> Your goal
Write out all of the records precisely. Skip anything that is a picture.

— START OF The data —

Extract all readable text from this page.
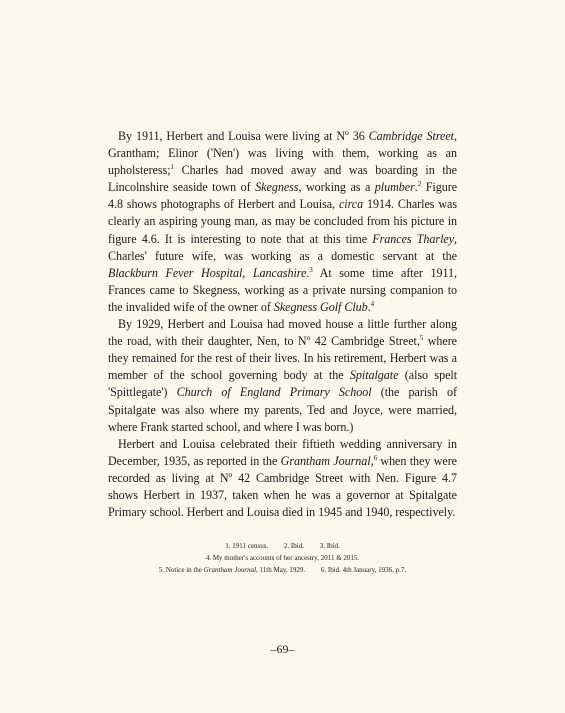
By 1911, Herbert and Louisa were living at Nº 36 Cambridge Street, Grantham; Elinor ('Nen') was living with them, working as an upholsteress;$^1$ Charles had moved away and was boarding in the Lincolnshire seaside town of Skegness, working as a plumber.$^2$ Figure 4.8 shows photographs of Herbert and Louisa, circa 1914. Charles was clearly an aspiring young man, as may be concluded from his picture in figure 4.6. It is interesting to note that at this time Frances Tharley, Charles' future wife, was working as a domestic servant at the Blackburn Fever Hospital, Lancashire.$^3$ At some time after 1911, Frances came to Skegness, working as a private nursing companion to the invalided wife of the owner of Skegness Golf Club.$^4$

By 1929, Herbert and Louisa had moved house a little further along the road, with their daughter, Nen, to Nº 42 Cambridge Street,$^5$ where they remained for the rest of their lives. In his retirement, Herbert was a member of the school governing body at the Spitalgate (also spelt 'Spittlegate') Church of England Primary School (the parish of Spitalgate was also where my parents, Ted and Joyce, were married, where Frank started school, and where I was born.)

Herbert and Louisa celebrated their fiftieth wedding anniversary in December, 1935, as reported in the Grantham Journal,$^6$ when they were recorded as living at Nº 42 Cambridge Street with Nen. Figure 4.7 shows Herbert in 1937, taken when he was a governor at Spitalgate Primary school. Herbert and Louisa died in 1945 and 1940, respectively.

1. 1911 census. 2. Ibid. 3. Ibid.

4. My mother's accounts of her ancestry, 2011 & 2015.

5. Notice in the Grantham Journal, 11th May, 1929. 6. Ibid. 4th January, 1936, p.7.

–69–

— END OF The data —

> Correct answer
Extract all readable text from this page.
By 1911, Herbert and Louisa were living at Nº 36 Cambridge Street, Grantham; Elinor ('Nen') was living with them, working as an upholsteress;$^1$ Charles had moved away and was boarding in the Lincolnshire seaside town of Skegness, working as a plumber.$^2$ Figure 4.8 shows photographs of Herbert and Louisa, circa 1914. Charles was clearly an aspiring young man, as may be concluded from his picture in figure 4.6. It is interesting to note that at this time Frances Tharley, Charles' future wife, was working as a domestic servant at the Blackburn Fever Hospital, Lancashire.$^3$ At some time after 1911, Frances came to Skegness, working as a private nursing companion to the invalided wife of the owner of Skegness Golf Club.$^4$

By 1929, Herbert and Louisa had moved house a little further along the road, with their daughter, Nen, to Nº 42 Cambridge Street,$^5$ where they remained for the rest of their lives. In his retirement, Herbert was a member of the school governing body at the Spitalgate (also spelt 'Spittlegate') Church of England Primary School (the parish of Spitalgate was also where my parents, Ted and Joyce, were married, where Frank started school, and where I was born.)

Herbert and Louisa celebrated their fiftieth wedding anniversary in December, 1935, as reported in the Grantham Journal,$^6$ when they were recorded as living at Nº 42 Cambridge Street with Nen. Figure 4.7 shows Herbert in 1937, taken when he was a governor at Spitalgate Primary school. Herbert and Louisa died in 1945 and 1940, respectively.

1. 1911 census. 2. Ibid. 3. Ibid.

4. My mother's accounts of her ancestry, 2011 & 2015.

5. Notice in the Grantham Journal, 11th May, 1929. 6. Ibid. 4th January, 1936, p.7.

–69–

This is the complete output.